Please count the lines in the entries below that contain the string "saturation", and reply with only that number.

## start

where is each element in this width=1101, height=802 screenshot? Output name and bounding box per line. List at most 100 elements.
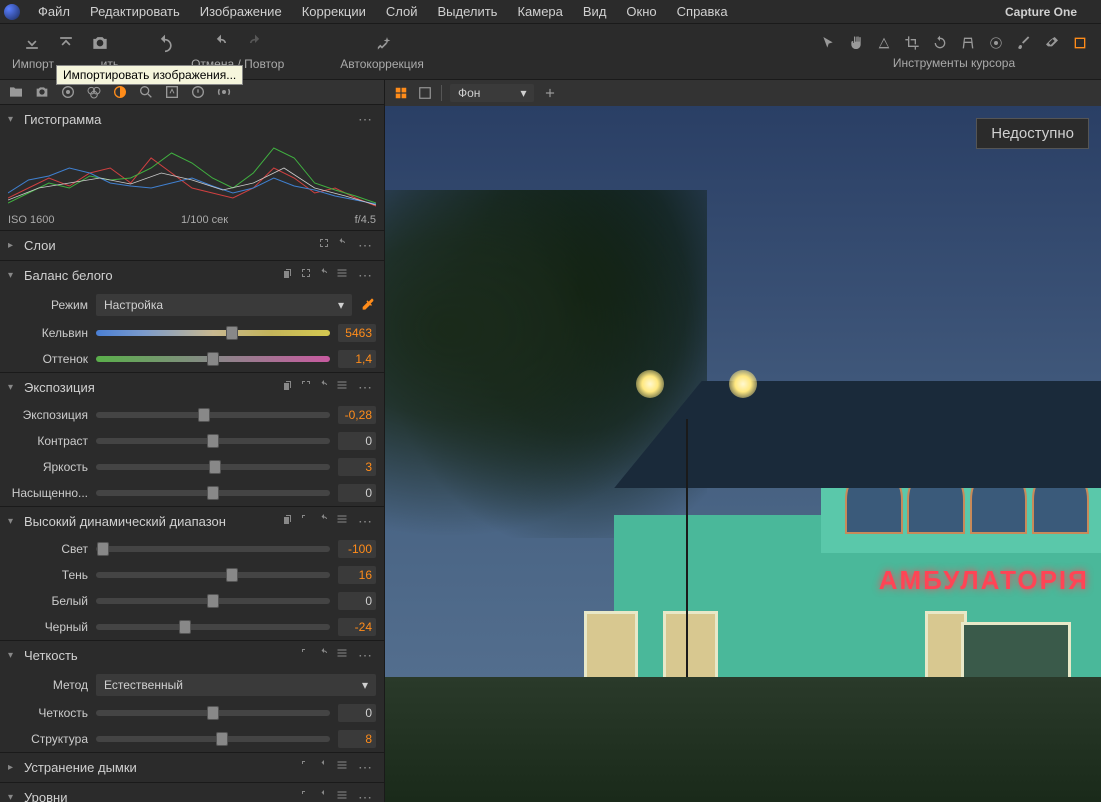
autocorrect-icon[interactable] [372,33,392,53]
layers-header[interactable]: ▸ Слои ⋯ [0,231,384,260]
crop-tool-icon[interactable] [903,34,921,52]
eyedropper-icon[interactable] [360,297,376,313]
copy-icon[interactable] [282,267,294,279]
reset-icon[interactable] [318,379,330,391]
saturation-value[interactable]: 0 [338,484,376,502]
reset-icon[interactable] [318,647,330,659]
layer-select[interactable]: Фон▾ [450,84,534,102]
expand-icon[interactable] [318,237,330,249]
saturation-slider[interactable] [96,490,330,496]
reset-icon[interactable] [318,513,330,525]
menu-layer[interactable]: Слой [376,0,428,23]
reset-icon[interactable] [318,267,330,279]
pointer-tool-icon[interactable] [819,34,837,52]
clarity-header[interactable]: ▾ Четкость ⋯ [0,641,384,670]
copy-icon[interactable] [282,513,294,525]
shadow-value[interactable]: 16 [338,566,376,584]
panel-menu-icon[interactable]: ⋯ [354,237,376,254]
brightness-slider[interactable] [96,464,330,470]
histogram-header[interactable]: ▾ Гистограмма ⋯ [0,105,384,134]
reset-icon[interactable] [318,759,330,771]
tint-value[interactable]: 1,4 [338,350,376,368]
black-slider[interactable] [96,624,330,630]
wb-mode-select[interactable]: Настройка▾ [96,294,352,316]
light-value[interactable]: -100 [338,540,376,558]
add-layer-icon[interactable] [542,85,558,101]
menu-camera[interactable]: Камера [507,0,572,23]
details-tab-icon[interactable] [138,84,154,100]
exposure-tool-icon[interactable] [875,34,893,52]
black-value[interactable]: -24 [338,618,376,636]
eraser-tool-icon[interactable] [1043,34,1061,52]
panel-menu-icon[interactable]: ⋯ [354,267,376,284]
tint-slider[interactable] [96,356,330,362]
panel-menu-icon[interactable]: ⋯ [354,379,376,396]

## end

* _Written response_
2